What you are asked to do » What lines of the data hold the string "this"? Pull each one out.

Data supplied »

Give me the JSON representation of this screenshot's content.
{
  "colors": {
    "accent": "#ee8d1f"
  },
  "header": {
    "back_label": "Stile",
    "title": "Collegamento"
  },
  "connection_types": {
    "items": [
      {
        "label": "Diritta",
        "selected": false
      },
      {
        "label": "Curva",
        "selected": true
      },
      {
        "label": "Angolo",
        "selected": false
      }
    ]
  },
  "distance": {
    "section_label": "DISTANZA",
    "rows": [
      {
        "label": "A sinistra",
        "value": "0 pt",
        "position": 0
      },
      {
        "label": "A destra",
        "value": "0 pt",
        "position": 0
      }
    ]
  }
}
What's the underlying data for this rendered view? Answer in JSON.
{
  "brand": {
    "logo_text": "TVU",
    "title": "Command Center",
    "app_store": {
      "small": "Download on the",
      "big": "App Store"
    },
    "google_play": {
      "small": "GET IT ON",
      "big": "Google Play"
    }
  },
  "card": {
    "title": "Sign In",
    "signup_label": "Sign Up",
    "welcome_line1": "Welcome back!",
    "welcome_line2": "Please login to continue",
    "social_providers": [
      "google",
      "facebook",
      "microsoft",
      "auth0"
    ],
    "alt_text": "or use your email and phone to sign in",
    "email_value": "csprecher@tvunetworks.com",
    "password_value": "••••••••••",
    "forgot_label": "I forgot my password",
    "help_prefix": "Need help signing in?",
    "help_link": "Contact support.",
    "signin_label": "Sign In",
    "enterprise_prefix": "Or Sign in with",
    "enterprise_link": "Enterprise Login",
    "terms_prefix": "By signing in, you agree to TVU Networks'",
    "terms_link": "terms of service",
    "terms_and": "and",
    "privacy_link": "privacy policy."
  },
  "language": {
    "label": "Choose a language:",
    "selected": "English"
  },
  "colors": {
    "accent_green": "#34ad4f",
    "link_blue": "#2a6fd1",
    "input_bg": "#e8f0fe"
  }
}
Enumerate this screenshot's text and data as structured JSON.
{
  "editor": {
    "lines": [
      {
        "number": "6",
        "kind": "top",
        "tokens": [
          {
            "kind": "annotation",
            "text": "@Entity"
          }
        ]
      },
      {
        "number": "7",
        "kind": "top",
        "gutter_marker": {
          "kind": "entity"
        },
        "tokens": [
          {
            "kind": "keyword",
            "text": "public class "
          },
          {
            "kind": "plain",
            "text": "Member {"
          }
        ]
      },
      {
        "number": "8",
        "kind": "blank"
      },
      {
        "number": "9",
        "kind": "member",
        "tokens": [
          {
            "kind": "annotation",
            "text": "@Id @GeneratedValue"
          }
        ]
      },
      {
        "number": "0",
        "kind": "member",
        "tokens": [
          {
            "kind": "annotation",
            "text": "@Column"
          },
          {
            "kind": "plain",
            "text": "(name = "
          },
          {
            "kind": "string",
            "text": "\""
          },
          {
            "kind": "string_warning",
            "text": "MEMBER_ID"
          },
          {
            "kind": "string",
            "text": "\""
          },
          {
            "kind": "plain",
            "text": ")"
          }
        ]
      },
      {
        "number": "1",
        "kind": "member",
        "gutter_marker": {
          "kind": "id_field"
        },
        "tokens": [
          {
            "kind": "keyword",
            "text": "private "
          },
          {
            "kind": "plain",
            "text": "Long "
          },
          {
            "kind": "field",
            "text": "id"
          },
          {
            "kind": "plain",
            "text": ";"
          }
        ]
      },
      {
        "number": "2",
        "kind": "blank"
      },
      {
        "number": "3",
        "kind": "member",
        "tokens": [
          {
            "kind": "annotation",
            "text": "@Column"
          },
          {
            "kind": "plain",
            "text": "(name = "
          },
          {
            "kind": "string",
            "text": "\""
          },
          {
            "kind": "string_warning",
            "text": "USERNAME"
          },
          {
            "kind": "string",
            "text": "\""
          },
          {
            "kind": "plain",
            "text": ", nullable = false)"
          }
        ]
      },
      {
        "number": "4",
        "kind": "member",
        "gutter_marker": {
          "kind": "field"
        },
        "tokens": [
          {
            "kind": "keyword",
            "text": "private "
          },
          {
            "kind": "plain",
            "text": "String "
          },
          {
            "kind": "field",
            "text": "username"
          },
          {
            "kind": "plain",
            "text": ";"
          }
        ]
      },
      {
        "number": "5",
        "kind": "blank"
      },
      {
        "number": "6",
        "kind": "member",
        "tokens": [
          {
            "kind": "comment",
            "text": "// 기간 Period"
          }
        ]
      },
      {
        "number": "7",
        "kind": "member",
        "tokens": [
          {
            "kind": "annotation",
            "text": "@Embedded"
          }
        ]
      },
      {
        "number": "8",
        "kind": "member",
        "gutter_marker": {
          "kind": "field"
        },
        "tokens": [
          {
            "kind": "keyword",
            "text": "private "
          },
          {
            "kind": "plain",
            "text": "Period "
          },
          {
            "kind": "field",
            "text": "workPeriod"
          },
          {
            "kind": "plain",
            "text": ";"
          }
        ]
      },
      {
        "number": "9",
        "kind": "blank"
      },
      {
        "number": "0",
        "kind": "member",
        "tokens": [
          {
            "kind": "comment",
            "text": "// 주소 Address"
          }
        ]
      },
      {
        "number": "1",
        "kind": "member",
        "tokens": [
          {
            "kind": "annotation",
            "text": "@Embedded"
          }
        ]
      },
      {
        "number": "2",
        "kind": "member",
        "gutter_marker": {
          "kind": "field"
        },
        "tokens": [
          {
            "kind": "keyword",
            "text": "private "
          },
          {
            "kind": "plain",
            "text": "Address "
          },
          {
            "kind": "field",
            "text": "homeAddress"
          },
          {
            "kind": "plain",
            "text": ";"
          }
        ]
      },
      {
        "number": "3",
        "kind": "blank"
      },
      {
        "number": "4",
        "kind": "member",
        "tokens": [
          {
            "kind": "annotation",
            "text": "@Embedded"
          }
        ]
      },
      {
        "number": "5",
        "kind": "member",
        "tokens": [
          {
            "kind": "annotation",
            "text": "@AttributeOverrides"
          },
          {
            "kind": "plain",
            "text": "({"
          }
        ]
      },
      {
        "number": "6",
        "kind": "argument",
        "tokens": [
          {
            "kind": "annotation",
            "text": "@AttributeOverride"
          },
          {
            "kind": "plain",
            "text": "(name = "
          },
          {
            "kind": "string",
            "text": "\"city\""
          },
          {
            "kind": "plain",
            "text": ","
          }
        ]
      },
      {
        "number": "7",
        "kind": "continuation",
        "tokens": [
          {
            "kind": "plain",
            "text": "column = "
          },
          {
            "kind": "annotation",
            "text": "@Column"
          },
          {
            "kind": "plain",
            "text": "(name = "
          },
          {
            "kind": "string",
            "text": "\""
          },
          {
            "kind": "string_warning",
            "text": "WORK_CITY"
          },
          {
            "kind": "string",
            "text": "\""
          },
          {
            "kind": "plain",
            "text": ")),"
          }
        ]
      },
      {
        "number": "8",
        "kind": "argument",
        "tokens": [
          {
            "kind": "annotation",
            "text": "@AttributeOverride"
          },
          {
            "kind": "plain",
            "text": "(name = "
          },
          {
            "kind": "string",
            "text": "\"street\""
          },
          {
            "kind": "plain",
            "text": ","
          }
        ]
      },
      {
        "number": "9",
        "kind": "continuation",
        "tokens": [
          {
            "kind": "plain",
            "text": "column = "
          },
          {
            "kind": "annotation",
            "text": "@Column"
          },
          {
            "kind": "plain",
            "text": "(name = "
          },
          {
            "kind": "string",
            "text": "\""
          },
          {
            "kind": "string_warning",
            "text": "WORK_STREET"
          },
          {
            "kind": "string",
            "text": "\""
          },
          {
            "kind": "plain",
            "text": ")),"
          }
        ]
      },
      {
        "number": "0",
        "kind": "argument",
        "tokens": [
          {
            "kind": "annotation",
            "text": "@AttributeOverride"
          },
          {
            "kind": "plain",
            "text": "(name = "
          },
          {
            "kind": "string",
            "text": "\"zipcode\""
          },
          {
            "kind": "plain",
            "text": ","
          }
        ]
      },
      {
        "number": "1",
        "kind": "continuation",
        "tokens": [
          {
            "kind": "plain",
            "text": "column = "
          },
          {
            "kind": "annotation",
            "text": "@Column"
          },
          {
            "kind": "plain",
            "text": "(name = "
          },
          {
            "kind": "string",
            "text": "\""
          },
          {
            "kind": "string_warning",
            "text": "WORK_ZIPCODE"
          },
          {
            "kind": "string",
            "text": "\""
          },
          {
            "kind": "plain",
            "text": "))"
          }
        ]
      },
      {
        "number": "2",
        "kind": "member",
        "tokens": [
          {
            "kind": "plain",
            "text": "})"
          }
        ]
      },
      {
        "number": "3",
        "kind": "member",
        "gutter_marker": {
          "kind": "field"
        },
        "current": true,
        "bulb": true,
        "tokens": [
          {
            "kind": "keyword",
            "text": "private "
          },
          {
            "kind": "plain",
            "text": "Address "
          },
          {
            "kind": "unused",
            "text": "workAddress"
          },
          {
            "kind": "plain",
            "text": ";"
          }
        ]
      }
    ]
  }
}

Result of the task »
Give me the JSON representation of this screenshot's content.
What's the underlying data for this rendered view? Answer in JSON.
Enumerate this screenshot's text and data as structured JSON.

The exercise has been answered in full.